# [MATERIAL FOR THIS TASK]
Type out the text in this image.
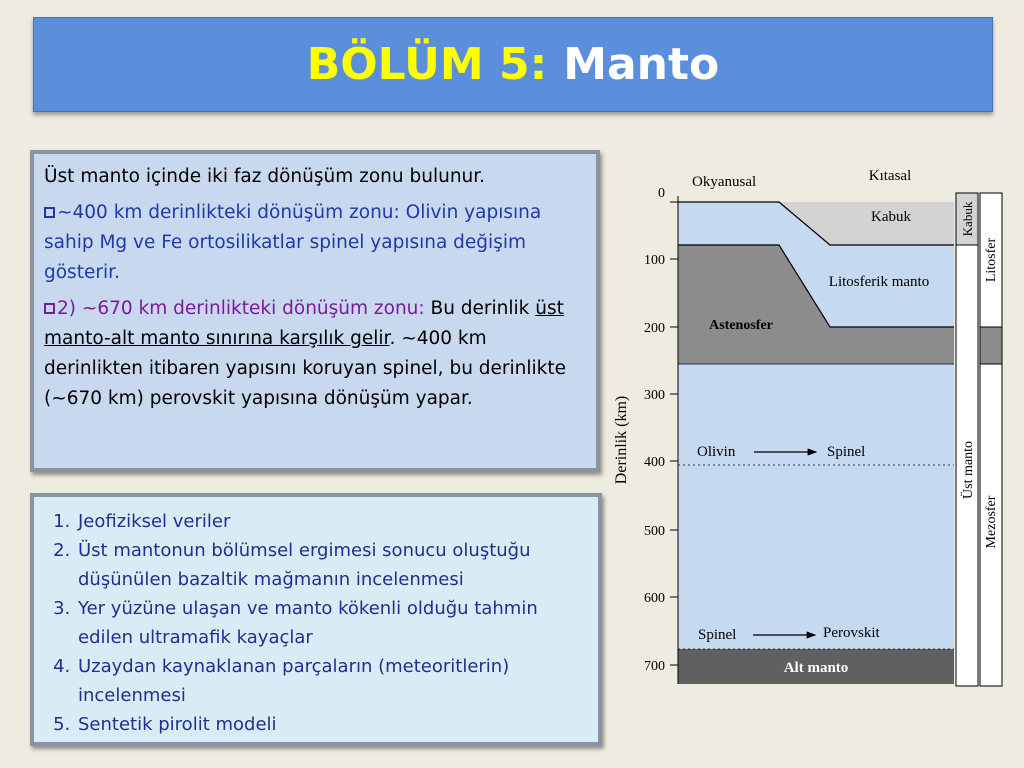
BÖLÜM 5: Manto

Üst manto içinde iki faz dönüşüm zonu bulunur.

~400 km derinlikteki dönüşüm zonu: Olivin yapısına sahip Mg ve Fe ortosilikatlar spinel yapısına değişim gösterir.

2) ~670 km derinlikteki dönüşüm zonu: Bu derinlik üst manto-alt manto sınırına karşılık gelir. ~400 km derinlikten itibaren yapısını koruyan spinel, bu derinlikte (~670 km) perovskit yapısına dönüşüm yapar.

1. Jeofiziksel veriler
2. Üst mantonun bölümsel ergimesi sonucu oluştuğu düşünülen bazaltik mağmanın incelenmesi
3. Yer yüzüne ulaşan ve manto kökenli olduğu tahmin edilen ultramafik kayaçlar
4. Uzaydan kaynaklanan parçaların (meteoritlerin) incelenmesi
5. Sentetik pirolit modeli
0
100
200
300
400
500
600
700
Derinlik (km)
Okyanusal	Kıtasal
Kabuk
Litosferik manto
Astenosfer
Olivin	Spinel
Spinel	Perovskit
Alt manto
Kabuk
Üst manto
Litosfer
Mezosfer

# [TASK PROMPT]
Within the listing above, find every line containing the string "incelenmesi" and return it.

# [OUTPUT BELOW]
2. Üst mantonun bölümsel ergimesi sonucu oluştuğu düşünülen bazaltik mağmanın incelenmesi
4. Uzaydan kaynaklanan parçaların (meteoritlerin) incelenmesi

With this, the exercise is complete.